[Directions for this task]: State only the number of lines that contain the string "จำได".

[Working data]:
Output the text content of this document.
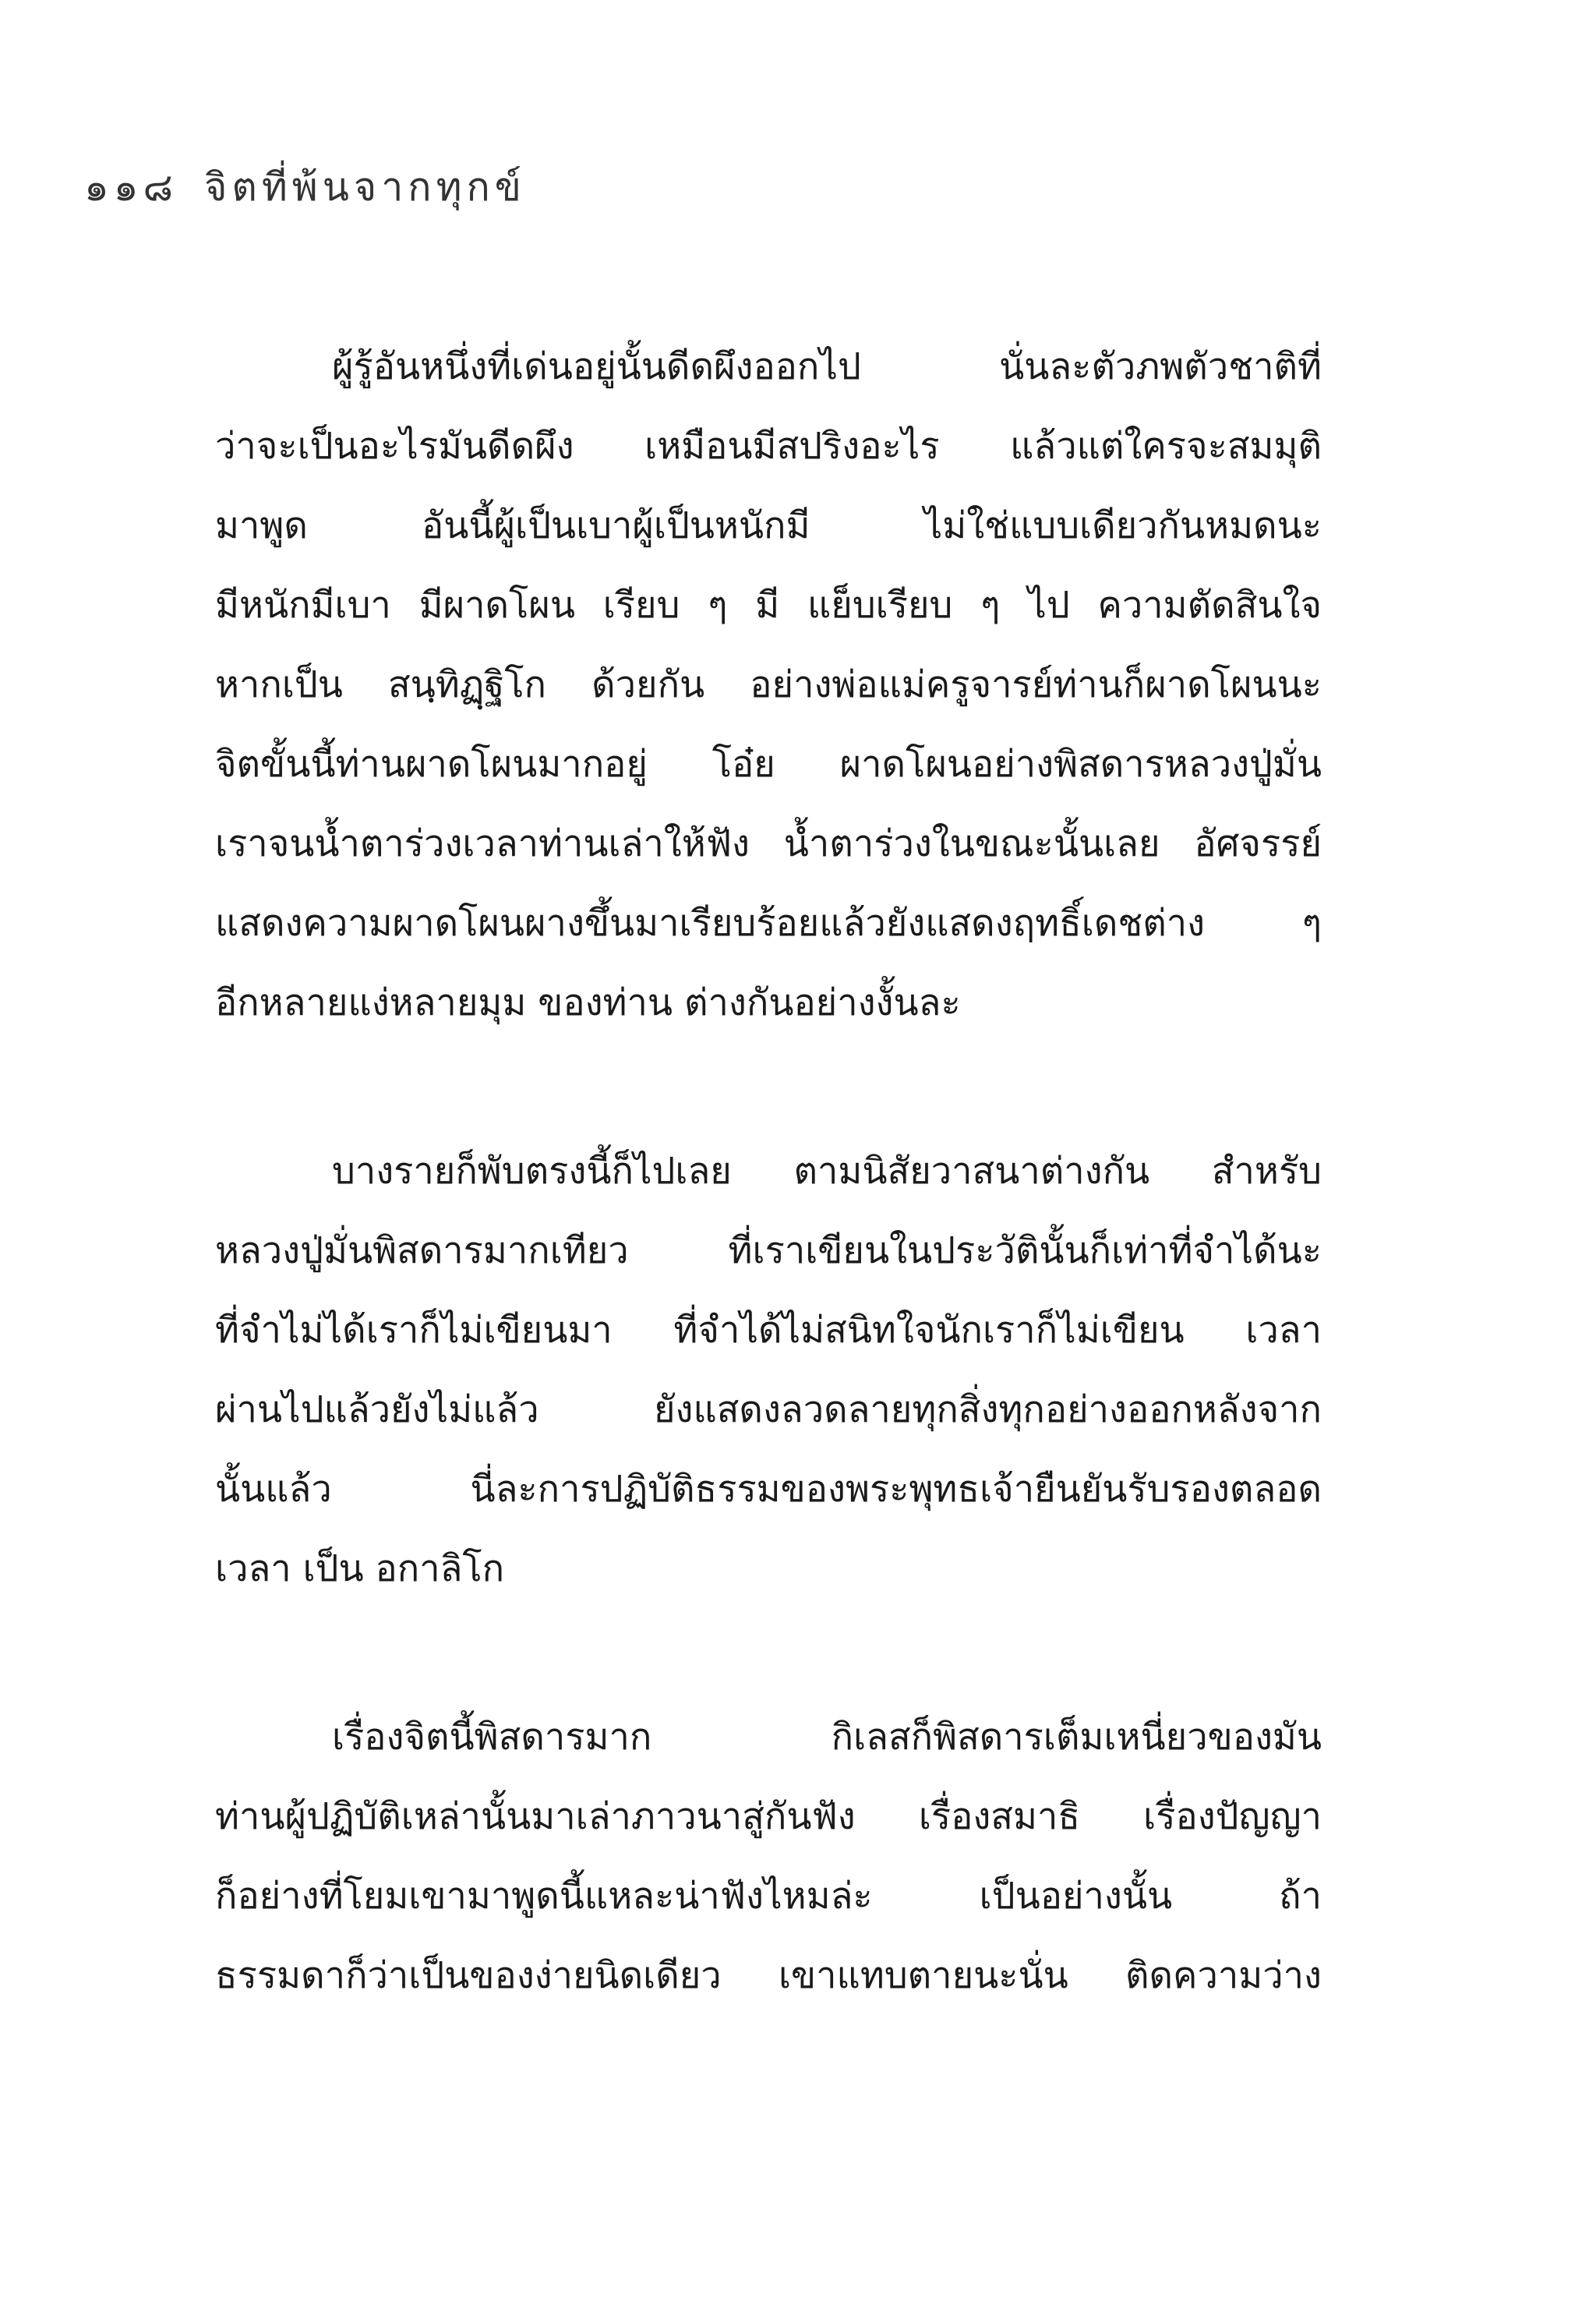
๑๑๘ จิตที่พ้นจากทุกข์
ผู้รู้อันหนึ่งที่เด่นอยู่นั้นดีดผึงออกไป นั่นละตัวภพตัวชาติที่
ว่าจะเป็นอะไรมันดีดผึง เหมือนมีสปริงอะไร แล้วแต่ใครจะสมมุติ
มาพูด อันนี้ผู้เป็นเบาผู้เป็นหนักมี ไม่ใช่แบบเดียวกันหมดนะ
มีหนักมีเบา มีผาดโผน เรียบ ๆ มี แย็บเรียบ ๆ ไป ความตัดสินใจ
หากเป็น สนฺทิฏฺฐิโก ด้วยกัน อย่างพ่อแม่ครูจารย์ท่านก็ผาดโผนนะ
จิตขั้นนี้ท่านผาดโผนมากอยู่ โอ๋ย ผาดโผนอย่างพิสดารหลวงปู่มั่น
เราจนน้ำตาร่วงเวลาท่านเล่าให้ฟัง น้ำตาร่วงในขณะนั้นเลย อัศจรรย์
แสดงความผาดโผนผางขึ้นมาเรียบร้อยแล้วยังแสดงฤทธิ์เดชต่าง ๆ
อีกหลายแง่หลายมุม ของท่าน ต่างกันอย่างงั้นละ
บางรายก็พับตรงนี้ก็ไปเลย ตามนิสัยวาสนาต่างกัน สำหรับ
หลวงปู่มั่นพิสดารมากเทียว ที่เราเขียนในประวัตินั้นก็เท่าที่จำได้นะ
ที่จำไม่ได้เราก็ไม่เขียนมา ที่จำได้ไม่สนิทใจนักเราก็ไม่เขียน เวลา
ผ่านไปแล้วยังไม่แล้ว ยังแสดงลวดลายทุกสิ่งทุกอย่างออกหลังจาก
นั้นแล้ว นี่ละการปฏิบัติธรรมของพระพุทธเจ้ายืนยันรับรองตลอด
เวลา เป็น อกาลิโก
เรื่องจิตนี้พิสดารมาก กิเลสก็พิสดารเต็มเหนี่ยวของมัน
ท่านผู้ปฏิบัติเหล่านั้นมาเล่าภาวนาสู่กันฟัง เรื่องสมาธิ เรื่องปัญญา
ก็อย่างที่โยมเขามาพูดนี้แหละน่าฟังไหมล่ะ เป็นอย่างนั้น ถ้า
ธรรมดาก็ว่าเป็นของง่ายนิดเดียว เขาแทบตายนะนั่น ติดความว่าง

==

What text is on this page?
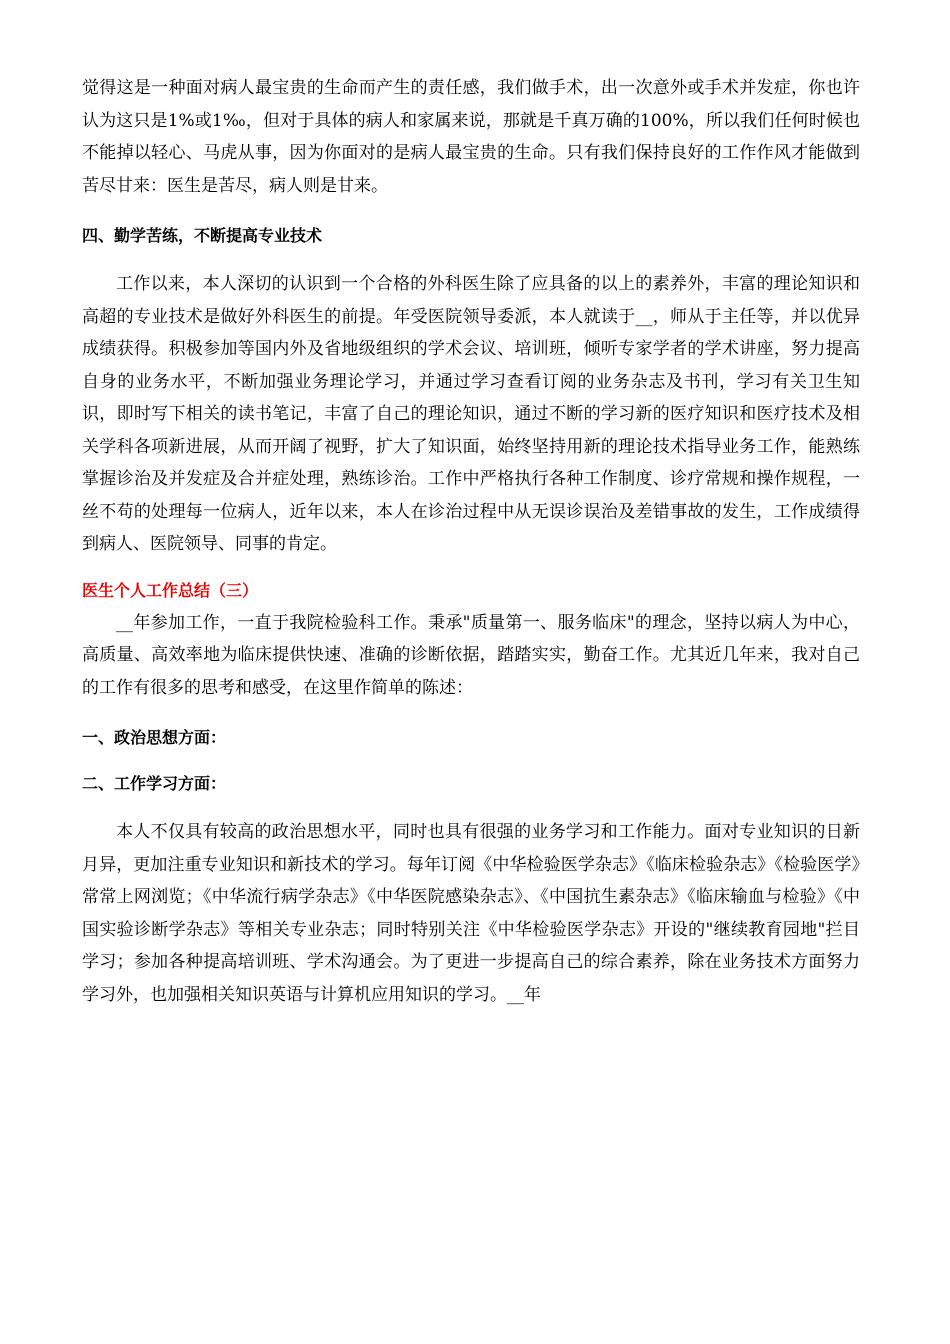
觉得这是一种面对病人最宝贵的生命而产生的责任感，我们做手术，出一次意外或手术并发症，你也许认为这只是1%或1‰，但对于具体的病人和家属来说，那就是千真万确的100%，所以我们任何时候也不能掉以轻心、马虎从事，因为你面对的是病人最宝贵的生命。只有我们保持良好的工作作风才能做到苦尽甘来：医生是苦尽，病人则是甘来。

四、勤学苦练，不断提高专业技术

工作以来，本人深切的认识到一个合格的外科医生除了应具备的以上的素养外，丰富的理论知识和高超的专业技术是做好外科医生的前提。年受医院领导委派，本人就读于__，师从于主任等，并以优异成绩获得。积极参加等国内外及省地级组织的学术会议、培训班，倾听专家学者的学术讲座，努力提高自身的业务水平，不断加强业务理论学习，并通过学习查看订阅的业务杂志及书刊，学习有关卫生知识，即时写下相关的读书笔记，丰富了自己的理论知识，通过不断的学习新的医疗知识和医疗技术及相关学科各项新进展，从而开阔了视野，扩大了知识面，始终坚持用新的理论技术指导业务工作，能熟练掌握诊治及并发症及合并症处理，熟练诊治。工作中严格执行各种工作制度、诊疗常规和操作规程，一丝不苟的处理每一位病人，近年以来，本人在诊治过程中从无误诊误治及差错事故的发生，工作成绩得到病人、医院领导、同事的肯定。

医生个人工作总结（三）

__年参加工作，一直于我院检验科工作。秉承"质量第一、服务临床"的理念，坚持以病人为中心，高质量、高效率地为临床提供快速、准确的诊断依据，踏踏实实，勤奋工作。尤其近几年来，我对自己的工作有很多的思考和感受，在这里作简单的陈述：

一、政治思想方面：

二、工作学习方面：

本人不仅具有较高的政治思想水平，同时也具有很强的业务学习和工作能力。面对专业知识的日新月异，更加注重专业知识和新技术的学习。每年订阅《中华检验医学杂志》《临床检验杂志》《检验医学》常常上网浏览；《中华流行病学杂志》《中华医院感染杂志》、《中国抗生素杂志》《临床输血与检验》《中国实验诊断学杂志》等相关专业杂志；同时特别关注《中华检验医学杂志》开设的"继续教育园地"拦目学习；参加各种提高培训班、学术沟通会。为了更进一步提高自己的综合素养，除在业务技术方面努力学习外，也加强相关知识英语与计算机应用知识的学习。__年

[Completed task]: 2